**** Provided information ****

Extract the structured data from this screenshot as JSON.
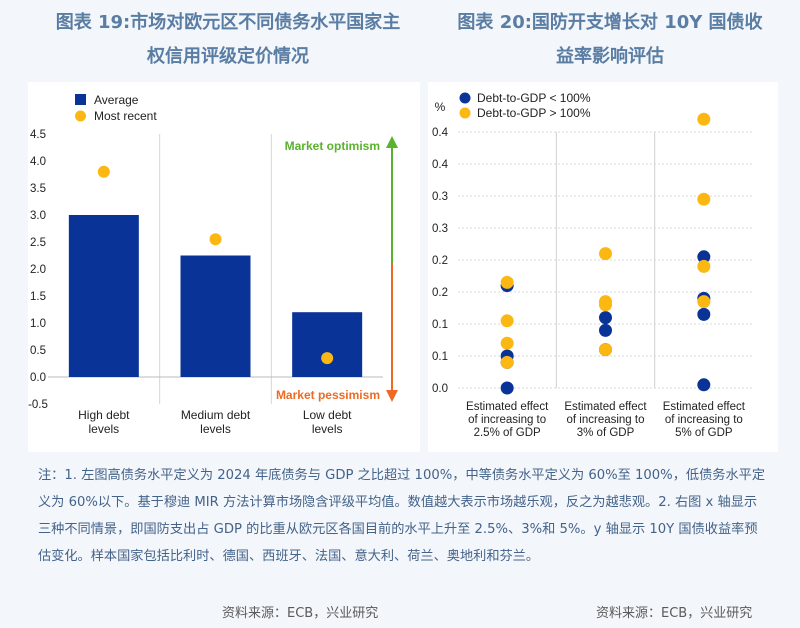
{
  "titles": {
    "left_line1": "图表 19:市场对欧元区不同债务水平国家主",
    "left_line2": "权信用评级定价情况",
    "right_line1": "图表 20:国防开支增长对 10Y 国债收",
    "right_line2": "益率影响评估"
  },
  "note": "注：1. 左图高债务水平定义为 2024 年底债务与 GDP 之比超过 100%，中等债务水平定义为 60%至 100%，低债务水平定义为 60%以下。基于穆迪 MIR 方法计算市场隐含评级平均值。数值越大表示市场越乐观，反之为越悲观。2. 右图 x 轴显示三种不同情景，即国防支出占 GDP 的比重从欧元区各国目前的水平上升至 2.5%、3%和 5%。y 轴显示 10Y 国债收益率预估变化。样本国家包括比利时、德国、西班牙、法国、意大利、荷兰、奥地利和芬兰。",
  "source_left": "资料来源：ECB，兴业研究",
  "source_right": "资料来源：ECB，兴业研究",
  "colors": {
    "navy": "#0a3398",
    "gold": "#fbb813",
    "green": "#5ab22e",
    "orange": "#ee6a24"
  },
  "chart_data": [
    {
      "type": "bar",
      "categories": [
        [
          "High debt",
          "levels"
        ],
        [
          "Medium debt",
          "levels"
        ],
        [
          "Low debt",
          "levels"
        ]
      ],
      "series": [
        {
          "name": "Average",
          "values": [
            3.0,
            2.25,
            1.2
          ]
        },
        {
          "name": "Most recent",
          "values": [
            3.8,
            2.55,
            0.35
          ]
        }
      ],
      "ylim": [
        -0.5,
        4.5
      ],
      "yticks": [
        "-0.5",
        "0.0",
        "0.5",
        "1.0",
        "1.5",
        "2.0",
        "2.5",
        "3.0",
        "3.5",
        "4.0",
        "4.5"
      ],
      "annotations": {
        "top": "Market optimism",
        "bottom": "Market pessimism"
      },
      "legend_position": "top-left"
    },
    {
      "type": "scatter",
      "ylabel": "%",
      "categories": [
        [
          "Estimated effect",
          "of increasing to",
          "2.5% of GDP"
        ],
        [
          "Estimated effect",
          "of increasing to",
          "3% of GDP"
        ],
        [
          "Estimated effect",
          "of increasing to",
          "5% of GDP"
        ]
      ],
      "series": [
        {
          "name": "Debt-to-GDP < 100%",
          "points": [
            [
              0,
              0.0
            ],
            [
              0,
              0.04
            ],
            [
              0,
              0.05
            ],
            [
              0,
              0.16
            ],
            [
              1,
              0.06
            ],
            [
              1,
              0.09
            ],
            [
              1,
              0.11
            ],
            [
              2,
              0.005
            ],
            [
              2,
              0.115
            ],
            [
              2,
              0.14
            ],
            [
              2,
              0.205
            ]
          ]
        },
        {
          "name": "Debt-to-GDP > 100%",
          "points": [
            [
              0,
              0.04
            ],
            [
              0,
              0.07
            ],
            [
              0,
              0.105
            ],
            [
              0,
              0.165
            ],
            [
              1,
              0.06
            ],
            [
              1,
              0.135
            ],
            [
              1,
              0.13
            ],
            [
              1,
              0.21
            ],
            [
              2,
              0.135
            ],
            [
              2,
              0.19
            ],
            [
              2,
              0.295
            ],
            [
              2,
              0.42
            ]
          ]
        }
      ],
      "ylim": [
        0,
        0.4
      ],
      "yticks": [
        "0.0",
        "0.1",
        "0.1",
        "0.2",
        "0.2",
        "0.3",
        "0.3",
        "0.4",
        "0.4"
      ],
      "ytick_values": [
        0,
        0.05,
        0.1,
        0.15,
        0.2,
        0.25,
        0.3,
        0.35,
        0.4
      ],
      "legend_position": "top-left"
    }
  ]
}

****
**** Provided information ****

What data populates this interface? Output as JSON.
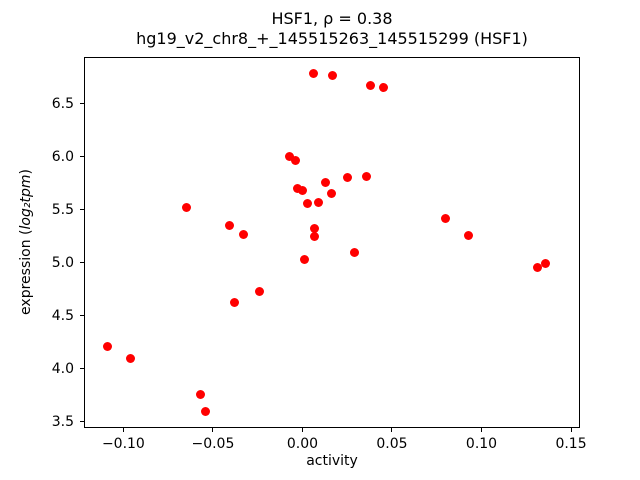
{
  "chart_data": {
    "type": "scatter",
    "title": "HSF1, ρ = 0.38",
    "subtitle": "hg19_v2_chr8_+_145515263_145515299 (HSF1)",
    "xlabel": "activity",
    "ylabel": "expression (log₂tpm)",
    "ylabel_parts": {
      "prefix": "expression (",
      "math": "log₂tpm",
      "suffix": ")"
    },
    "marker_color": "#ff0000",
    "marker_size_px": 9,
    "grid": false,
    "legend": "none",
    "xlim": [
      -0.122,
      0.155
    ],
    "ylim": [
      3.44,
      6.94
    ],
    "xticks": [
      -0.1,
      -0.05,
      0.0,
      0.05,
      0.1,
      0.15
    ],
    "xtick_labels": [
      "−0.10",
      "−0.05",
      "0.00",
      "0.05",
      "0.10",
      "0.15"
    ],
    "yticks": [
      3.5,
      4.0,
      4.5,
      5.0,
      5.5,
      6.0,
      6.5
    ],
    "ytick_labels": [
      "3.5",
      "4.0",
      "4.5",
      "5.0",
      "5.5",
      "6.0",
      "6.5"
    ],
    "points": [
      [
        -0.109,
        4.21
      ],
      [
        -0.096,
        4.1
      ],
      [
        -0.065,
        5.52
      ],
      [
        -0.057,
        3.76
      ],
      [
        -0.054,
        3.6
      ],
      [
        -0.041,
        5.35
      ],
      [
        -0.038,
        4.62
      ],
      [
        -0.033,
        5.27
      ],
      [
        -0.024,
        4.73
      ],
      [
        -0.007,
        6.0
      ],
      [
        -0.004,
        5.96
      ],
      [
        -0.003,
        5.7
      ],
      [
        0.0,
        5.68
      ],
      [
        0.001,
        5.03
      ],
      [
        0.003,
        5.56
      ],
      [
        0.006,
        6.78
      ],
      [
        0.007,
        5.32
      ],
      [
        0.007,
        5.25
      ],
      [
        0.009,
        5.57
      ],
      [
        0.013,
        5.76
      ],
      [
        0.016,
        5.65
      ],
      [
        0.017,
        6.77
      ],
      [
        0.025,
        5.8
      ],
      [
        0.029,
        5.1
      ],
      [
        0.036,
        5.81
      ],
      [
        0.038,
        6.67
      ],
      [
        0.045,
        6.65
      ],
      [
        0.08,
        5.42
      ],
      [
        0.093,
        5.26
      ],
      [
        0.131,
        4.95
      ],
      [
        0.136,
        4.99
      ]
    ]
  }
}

****

Out of the material above, select every line that holds the string "this".

▶ [Expected answer]:
Extract the structured data from this screenshot as JSON.
What data populates this interface? Output as JSON.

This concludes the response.